▸ About this exercise
Using the entries that follow, state how many lines contain the word "Rosen". The response is that number and nothing more.

[Records excerpted from a collection]

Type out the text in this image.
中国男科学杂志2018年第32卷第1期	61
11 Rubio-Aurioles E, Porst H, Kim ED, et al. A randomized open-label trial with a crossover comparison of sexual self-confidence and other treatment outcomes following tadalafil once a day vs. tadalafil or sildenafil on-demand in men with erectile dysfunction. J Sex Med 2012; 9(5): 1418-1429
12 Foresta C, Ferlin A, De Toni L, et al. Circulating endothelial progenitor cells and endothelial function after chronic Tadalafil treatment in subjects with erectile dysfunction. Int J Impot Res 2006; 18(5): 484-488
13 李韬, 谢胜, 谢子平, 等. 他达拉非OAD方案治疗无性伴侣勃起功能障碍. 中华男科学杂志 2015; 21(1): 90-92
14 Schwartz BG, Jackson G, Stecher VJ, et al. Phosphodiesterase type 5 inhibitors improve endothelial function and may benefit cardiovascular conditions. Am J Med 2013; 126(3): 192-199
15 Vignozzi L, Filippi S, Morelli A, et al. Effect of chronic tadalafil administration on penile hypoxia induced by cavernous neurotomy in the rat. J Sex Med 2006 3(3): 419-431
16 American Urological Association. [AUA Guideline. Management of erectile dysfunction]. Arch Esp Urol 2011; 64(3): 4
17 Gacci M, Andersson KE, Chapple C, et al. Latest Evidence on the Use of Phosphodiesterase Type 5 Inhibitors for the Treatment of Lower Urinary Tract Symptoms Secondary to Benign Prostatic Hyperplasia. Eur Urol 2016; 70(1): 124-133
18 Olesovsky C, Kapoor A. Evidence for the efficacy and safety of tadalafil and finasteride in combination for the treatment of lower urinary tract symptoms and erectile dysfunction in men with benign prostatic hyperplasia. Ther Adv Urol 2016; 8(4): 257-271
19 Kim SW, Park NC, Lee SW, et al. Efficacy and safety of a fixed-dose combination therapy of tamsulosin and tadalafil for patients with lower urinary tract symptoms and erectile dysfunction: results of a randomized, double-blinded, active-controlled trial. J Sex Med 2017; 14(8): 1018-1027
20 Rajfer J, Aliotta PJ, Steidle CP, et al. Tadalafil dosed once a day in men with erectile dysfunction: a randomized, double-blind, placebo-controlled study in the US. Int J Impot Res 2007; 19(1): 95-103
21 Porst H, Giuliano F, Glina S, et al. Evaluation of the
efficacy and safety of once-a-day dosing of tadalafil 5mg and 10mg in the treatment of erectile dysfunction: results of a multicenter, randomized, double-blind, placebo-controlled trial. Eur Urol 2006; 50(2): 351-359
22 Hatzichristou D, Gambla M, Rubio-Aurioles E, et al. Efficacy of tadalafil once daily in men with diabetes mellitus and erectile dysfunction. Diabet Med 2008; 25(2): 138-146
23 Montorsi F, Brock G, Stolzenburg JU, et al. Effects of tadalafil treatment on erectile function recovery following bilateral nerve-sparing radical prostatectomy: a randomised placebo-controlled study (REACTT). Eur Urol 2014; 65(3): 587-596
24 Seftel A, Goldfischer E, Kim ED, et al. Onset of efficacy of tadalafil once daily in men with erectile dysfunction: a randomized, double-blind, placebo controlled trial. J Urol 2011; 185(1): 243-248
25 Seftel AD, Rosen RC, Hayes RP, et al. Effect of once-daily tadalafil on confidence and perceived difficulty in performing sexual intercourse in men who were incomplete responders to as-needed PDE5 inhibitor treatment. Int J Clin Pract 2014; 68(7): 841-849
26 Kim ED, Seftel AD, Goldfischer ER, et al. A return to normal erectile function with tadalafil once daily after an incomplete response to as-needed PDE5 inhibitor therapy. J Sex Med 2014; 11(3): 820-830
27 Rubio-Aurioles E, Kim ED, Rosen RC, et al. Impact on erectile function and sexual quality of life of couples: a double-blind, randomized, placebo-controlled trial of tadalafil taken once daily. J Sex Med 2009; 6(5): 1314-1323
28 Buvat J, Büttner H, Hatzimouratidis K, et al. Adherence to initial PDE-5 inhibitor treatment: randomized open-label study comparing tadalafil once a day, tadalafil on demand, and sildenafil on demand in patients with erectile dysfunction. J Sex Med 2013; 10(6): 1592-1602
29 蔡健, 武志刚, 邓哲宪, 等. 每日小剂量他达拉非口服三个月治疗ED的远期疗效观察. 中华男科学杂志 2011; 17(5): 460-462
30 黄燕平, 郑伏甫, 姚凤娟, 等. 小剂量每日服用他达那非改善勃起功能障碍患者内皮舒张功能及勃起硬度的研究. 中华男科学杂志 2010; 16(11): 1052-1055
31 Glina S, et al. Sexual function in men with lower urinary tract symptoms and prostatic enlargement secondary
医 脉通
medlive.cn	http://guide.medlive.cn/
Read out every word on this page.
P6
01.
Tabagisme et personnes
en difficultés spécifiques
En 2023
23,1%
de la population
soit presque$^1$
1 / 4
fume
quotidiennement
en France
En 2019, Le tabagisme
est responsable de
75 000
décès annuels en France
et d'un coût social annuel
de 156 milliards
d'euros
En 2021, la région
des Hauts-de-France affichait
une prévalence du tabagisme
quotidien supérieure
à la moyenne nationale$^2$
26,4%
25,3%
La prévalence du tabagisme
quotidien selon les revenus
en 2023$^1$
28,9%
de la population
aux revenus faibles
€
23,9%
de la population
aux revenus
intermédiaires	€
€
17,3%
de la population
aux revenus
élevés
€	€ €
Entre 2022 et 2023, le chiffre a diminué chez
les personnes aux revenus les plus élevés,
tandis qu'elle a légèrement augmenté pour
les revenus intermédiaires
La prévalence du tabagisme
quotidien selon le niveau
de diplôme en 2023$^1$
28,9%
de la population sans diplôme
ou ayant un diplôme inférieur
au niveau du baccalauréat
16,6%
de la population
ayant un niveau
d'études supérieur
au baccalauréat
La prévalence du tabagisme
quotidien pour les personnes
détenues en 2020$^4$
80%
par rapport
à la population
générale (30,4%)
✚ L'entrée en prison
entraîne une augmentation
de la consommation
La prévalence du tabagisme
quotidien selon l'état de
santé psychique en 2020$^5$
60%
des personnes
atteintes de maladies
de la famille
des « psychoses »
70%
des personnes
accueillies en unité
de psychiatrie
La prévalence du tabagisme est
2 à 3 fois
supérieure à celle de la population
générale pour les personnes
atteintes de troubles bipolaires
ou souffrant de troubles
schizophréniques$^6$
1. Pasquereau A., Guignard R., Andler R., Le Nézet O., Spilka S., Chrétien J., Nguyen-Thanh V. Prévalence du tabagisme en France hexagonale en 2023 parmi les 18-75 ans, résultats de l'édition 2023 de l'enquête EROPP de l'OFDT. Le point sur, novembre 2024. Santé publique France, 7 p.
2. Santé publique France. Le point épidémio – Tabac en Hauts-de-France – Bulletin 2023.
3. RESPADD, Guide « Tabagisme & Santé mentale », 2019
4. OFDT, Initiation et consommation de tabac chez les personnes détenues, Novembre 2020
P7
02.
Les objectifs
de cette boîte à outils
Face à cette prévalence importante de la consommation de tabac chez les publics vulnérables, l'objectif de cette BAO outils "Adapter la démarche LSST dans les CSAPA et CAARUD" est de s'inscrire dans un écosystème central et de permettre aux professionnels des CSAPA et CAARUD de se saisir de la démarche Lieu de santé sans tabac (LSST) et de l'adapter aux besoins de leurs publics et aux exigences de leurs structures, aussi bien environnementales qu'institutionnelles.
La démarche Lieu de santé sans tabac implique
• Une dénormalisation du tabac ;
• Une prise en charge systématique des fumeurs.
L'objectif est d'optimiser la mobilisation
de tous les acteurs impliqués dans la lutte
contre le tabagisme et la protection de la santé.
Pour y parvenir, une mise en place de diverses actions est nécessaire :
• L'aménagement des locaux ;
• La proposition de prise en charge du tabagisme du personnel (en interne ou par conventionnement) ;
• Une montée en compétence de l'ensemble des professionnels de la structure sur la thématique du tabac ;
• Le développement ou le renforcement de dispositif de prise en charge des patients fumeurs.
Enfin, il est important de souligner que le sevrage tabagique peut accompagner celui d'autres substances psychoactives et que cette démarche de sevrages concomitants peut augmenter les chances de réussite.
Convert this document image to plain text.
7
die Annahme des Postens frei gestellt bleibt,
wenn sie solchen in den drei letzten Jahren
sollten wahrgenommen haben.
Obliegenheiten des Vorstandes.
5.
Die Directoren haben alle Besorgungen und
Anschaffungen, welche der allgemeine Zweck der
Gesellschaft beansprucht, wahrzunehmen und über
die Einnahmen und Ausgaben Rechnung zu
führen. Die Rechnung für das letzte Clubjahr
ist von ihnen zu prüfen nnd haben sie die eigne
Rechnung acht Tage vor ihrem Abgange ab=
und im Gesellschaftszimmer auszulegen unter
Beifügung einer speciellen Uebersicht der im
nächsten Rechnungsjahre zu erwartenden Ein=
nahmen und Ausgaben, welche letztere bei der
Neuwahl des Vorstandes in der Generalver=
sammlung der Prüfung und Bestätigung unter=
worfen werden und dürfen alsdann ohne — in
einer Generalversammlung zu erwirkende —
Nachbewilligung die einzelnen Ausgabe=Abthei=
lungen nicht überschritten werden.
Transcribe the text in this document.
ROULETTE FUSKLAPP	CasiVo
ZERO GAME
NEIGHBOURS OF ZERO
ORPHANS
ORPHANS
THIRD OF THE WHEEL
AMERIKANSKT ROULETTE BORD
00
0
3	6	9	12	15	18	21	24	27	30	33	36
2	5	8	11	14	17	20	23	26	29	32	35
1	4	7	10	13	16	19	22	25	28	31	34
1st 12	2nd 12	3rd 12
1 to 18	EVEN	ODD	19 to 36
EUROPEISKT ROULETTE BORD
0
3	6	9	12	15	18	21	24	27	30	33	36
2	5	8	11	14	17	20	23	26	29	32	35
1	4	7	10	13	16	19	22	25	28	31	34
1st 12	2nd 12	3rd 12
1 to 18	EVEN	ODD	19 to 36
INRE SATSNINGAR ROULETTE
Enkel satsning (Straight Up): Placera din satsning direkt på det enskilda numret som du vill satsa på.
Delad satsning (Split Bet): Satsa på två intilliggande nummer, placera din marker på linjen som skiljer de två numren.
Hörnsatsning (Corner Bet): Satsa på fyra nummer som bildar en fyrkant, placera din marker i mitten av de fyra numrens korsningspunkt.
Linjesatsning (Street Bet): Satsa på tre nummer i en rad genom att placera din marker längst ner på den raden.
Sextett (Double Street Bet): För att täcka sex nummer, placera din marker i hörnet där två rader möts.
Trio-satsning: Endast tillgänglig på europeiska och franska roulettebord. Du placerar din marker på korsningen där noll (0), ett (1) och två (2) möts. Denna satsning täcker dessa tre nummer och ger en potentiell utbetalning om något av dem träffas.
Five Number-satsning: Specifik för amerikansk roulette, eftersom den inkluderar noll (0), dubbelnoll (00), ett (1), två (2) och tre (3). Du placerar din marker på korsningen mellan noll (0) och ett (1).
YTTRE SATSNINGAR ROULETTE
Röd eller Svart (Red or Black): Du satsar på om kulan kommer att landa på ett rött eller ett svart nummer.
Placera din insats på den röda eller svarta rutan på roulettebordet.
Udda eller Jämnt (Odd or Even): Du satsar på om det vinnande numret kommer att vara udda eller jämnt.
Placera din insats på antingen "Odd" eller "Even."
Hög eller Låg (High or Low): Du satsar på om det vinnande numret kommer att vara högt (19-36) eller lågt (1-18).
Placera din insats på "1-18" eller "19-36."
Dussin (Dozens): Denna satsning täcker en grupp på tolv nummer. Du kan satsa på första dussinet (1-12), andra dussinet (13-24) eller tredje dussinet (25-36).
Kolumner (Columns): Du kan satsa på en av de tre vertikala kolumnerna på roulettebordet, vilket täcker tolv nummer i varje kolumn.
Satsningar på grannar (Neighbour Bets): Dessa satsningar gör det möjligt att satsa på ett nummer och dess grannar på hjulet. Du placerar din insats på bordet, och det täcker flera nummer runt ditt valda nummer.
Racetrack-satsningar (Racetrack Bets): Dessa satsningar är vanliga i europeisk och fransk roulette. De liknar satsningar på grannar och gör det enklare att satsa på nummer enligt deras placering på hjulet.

▸ Exercise answer
2